DOCUMENT SECTION >>
--- START ---
Codex Streamable HTTP Server

The built-in MCP server of OpenAI Codex CLI natively uses the STDIO JSON-RPC transport. In this mode, Codex reads JSON-RPC messages from its standard input (stdin) and sends messages to its standard output (stdout).

Codex Streamable HTTP Server, on the other hand, exposes an HTTP server using the Streamable HTTP transport. In the Streamable HTTP transport, the server operates as an independent process that can handle multiple client connections. This transport uses HTTP POST and GET requests.

The goal of this project is to make it possible to use Codex CLI as an MCP agent within workflows through clients compatible with the MCP Streamable HTTP transport such as Claude Desktop or other MCP-enabled tools.

This project is based on Supergateway.

OpenAI, Codex, Claude and Supergateway are trademarks of their respective owners.

Usage

Build docker image

make

Codex login

make login

Run codex as Streamable HTTP MCP agent

make run

Codex logout

make logout

Remove docker container, image and volume

make clean

The Streamable HTTP Server uses tcp port 7000 by default: http://localhost:7000/mcp

You can check by running npx @modelcontextprotocol/inspector

mcp inspector

Security

When using a Streamable HTTP transport:

  • Servers MUST validate the Origin header on all incoming connections to prevent DNS rebinding attacks
  • When running locally, servers SHOULD bind only to localhost (127.0.0.1) rather than all network interfaces (0.0.0.0)
  • Servers SHOULD implement proper authentication for all connections

Check Model Context Protocol Specification to learn more.

Codex Authentication

Codex CLI uses the information in /home/$USER/.codex/auth.json for authentication, and /home/$USER/.codex/config.toml for configuration. The same directory also contains technical logs and session logs.

To persist the authentication token, a named volume codex-config has been configured in docker-compose.yml.

There are several ways to perform the login:

  • Use make login, which relies on docker-compose-login.yml
  • Install Codex on the host, log in with codex login, and share /home/$USER/.codex/ with the container instead of the named volume
  • Manually copy auth.json into the named volume

make login

The Codex CLI login mechanism binds an HTTP server to TCP port 1455 to receive the OAuth 2.0 callback.

Since the binding is hardcoded to 127.0.0.1 instead of 0.0.0.0 and cannot be configured, it’s not possible to expose the service to the host directly from Docker.

The workaround in docker-compose-login.yml (make login) creates a DNAT rule to bypass this limitation. This hack requires a privileged container (root) with NET_ADMIN and net.ipv4.conf.eth0.route_localnet: 1.
--- END ---
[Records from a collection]
--- START ---
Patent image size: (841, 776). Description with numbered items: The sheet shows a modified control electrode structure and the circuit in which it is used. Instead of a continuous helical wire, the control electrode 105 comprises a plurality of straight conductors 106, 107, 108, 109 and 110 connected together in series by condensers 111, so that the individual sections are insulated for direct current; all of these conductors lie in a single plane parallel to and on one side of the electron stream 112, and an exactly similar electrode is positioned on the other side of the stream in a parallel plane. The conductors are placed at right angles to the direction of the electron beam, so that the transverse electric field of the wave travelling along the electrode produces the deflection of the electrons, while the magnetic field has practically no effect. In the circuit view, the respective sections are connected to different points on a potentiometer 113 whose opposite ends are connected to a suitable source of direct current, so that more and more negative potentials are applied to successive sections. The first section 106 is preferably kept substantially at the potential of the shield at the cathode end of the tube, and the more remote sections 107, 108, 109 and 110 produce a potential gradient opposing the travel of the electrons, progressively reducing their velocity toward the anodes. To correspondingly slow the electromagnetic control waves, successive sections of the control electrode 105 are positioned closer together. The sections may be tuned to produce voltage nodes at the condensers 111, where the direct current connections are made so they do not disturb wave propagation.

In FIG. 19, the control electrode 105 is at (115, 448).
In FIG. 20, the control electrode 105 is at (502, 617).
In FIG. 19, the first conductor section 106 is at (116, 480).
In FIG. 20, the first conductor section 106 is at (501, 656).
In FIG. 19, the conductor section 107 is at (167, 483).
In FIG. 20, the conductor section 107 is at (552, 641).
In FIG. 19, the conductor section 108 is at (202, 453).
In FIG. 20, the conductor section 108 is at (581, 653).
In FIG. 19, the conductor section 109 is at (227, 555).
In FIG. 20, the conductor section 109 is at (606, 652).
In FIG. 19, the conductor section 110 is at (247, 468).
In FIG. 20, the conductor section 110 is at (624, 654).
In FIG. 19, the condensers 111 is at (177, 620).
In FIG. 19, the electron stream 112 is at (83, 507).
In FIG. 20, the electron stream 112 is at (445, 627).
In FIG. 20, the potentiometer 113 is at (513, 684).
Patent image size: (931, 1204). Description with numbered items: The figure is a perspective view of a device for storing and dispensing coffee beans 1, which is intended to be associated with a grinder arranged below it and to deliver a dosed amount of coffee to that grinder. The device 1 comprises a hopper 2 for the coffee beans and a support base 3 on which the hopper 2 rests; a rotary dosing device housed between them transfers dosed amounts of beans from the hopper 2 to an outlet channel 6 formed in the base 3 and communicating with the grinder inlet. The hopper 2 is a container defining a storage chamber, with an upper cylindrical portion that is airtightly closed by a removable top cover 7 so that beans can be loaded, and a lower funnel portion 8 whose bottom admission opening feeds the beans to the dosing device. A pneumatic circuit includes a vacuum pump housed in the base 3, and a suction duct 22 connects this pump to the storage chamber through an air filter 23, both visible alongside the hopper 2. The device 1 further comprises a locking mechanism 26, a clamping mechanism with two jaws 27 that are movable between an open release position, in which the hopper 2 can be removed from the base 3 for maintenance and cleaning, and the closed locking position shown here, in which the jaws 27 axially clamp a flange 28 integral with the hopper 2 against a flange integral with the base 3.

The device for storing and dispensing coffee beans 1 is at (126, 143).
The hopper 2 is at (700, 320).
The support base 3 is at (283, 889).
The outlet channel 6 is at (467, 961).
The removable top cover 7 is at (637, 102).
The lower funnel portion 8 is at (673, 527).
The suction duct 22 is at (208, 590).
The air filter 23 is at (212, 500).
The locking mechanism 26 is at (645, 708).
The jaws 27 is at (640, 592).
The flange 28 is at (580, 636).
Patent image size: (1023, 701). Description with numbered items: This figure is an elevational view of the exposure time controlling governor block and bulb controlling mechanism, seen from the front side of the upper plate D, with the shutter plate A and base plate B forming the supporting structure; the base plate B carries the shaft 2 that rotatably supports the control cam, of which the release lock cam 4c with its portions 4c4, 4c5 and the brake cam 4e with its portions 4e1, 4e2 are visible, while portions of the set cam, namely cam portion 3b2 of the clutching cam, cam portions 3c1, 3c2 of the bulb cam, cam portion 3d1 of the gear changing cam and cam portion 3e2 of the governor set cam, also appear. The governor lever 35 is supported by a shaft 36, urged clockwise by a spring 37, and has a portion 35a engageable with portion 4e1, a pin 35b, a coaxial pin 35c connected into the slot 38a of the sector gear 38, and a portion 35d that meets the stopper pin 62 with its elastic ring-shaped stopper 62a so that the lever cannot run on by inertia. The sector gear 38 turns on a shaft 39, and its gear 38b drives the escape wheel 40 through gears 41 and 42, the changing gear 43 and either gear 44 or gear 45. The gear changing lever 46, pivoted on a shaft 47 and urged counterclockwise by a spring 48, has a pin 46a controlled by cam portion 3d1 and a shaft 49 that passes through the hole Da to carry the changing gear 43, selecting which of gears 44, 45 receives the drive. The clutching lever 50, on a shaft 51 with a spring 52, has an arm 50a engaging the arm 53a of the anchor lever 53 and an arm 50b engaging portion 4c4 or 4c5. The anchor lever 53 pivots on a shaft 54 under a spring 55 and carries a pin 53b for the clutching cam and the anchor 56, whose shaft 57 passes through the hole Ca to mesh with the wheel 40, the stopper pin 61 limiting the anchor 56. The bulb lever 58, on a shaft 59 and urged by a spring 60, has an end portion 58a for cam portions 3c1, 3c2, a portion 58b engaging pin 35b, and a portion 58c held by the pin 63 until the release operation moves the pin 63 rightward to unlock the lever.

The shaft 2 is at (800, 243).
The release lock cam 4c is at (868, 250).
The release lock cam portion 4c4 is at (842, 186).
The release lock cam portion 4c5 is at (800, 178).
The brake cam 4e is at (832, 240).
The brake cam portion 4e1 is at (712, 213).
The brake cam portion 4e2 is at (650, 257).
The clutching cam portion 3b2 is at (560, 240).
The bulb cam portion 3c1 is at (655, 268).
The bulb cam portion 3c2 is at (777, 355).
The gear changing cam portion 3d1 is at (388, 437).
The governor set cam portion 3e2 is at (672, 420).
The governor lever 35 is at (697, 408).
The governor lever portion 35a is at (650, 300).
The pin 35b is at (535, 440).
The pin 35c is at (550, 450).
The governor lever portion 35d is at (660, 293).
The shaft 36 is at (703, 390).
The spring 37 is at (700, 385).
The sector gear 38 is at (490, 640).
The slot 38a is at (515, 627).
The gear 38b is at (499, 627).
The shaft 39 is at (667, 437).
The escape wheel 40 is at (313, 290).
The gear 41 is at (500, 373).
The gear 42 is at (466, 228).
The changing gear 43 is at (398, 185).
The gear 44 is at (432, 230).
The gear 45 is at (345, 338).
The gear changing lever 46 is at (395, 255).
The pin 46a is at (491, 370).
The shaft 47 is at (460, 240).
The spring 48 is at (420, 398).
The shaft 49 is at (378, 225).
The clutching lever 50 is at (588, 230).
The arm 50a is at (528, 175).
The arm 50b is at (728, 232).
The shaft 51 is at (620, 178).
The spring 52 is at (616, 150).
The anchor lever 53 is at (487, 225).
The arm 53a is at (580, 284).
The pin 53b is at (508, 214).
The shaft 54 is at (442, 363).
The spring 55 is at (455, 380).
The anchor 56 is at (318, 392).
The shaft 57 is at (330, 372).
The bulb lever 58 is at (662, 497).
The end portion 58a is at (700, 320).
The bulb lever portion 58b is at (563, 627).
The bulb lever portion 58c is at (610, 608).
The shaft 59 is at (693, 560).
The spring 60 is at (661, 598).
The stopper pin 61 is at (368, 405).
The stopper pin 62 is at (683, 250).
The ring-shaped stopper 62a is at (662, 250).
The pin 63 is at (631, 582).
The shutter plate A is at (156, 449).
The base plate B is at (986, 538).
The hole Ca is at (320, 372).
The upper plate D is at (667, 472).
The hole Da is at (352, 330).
--- END ---
EXERCISE INSTRUCTIONS >>
1. In the Codex Streamable HTTP Server text, which TCP port does the server use by default?
2. Repeat the Codex Streamable HTTP Server text between "Codex Streamable HTTP Server, on" and "their respective owners.", inclusive, and switch "process" to "service".

ANSWER LIST >>
1. It uses TCP port 7000 (http://localhost:7000/mcp).

2.
Codex Streamable HTTP Server, on the other hand, exposes an HTTP server using the Streamable HTTP transport. In the Streamable HTTP transport, the server operates as an independent service that can handle multiple client connections. This transport uses HTTP POST and GET requests.

The goal of this project is to make it possible to use Codex CLI as an MCP agent within workflows through clients compatible with the MCP Streamable HTTP transport such as Claude Desktop or other MCP-enabled tools.

This project is based on Supergateway.

OpenAI, Codex, Claude and Supergateway are trademarks of their respective owners.